TASK INSTRUCTIONS
Look through the listing and locate every line containing the word "feladatok"; copy those lines.

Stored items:
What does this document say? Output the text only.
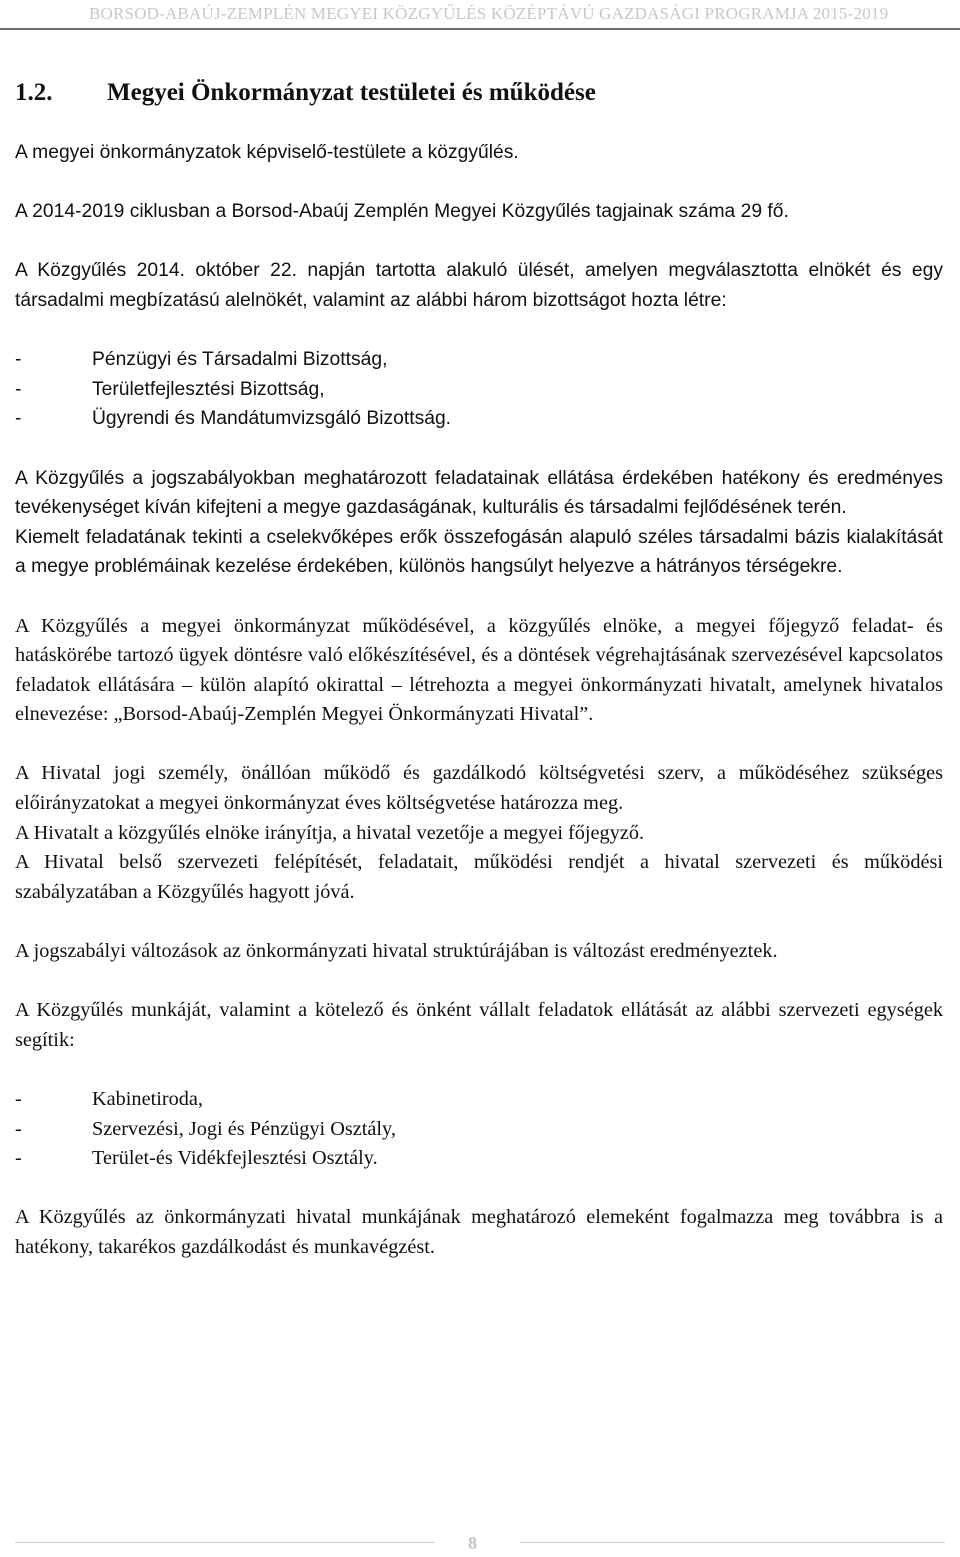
BORSOD-ABAÚJ-ZEMPLÉN MEGYEI KÖZGYŰLÉS KÖZÉPTÁVÚ GAZDASÁGI PROGRAMJA 2015-2019
1.2. Megyei Önkormányzat testületei és működése

A megyei önkormányzatok képviselő-testülete a közgyűlés.

A 2014-2019 ciklusban a Borsod-Abaúj Zemplén Megyei Közgyűlés tagjainak száma 29 fő.

A Közgyűlés 2014. október 22. napján tartotta alakuló ülését, amelyen megválasztotta elnökét és egy társadalmi megbízatású alelnökét, valamint az alábbi három bizottságot hozta létre:

-	Pénzügyi és Társadalmi Bizottság,
-	Területfejlesztési Bizottság,
-	Ügyrendi és Mandátumvizsgáló Bizottság.

A Közgyűlés a jogszabályokban meghatározott feladatainak ellátása érdekében hatékony és eredményes tevékenységet kíván kifejteni a megye gazdaságának, kulturális és társadalmi fejlődésének terén.

Kiemelt feladatának tekinti a cselekvőképes erők összefogásán alapuló széles társadalmi bázis kialakítását a megye problémáinak kezelése érdekében, különös hangsúlyt helyezve a hátrányos térségekre.

A Közgyűlés a megyei önkormányzat működésével, a közgyűlés elnöke, a megyei főjegyző feladat- és hatáskörébe tartozó ügyek döntésre való előkészítésével, és a döntések végrehajtásának szervezésével kapcsolatos feladatok ellátására – külön alapító okirattal – létrehozta a megyei önkormányzati hivatalt, amelynek hivatalos elnevezése: „Borsod-Abaúj-Zemplén Megyei Önkormányzati Hivatal”.

A Hivatal jogi személy, önállóan működő és gazdálkodó költségvetési szerv, a működéséhez szükséges előirányzatokat a megyei önkormányzat éves költségvetése határozza meg.

A Hivatalt a közgyűlés elnöke irányítja, a hivatal vezetője a megyei főjegyző.

A Hivatal belső szervezeti felépítését, feladatait, működési rendjét a hivatal szervezeti és működési szabályzatában a Közgyűlés hagyott jóvá.

A jogszabályi változások az önkormányzati hivatal struktúrájában is változást eredményeztek.

A Közgyűlés munkáját, valamint a kötelező és önként vállalt feladatok ellátását az alábbi szervezeti egységek segítik:

-	Kabinetiroda,
-	Szervezési, Jogi és Pénzügyi Osztály,
-	Terület-és Vidékfejlesztési Osztály.

A Közgyűlés az önkormányzati hivatal munkájának meghatározó elemeként fogalmazza meg továbbra is a hatékony, takarékos gazdálkodást és munkavégzést.

8
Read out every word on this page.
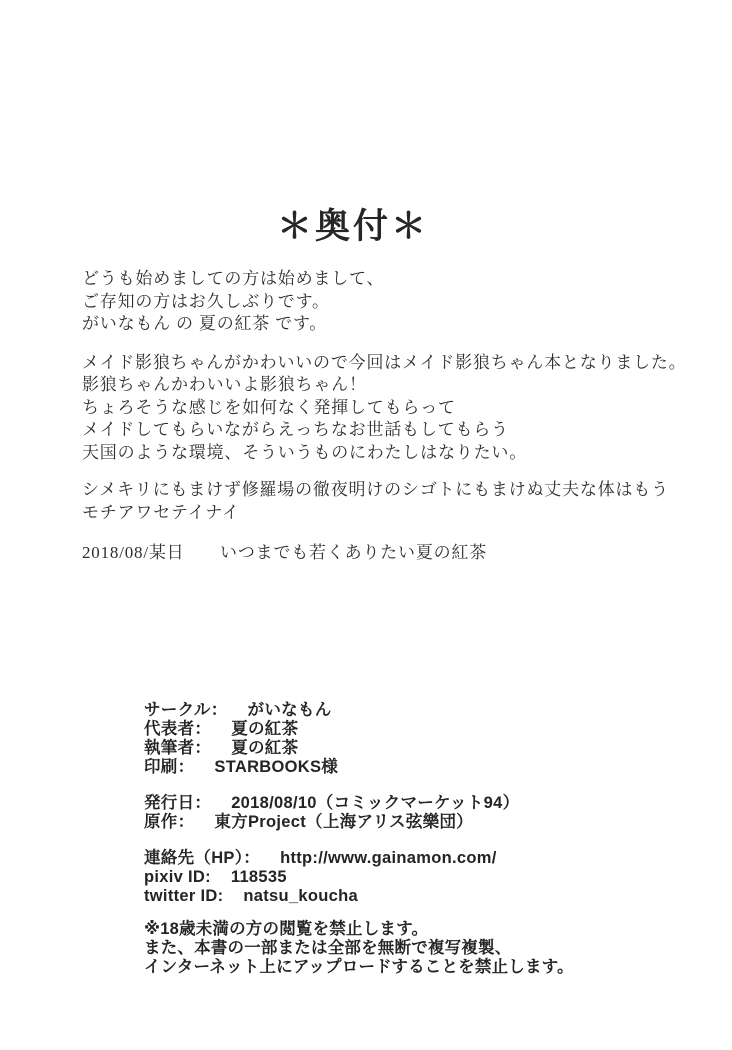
＊奥付＊

どうも始めましての方は始めまして、

ご存知の方はお久しぶりです。

がいなもん の 夏の紅茶 です。

メイド影狼ちゃんがかわいいので今回はメイド影狼ちゃん本となりました。

影狼ちゃんかわいいよ影狼ちゃん！

ちょろそうな感じを如何なく発揮してもらって

メイドしてもらいながらえっちなお世話もしてもらう

天国のような環境、そういうものにわたしはなりたい。

シメキリにもまけず修羅場の徹夜明けのシゴトにもまけぬ丈夫な体はもう

モチアワセテイナイ

2018/08/某日　　いつまでも若くありたい夏の紅茶

サークル： がいなもん
代表者： 夏の紅茶
執筆者： 夏の紅茶
印刷： STARBOOKS様
発行日： 2018/08/10（コミックマーケット94）
原作： 東方Project（上海アリス弦樂団）
連絡先（HP）： http://www.gainamon.com/
pixiv ID: 118535
twitter ID: natsu_koucha

※18歳未満の方の閲覧を禁止します。

また、本書の一部または全部を無断で複写複製、

インターネット上にアップロードすることを禁止します。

TASK SOLUTION
A Közgyűlés a megyei önkormányzat működésével, a közgyűlés elnöke, a megyei főjegyző feladat- és hatáskörébe tartozó ügyek döntésre való előkészítésével, és a döntések végrehajtásának szervezésével kapcsolatos feladatok ellátására – külön alapító okirattal – létrehozta a megyei önkormányzati hivatalt, amelynek hivatalos elnevezése: „Borsod-Abaúj-Zemplén Megyei Önkormányzati Hivatal”.
A Közgyűlés munkáját, valamint a kötelező és önként vállalt feladatok ellátását az alábbi szervezeti egységek segítik:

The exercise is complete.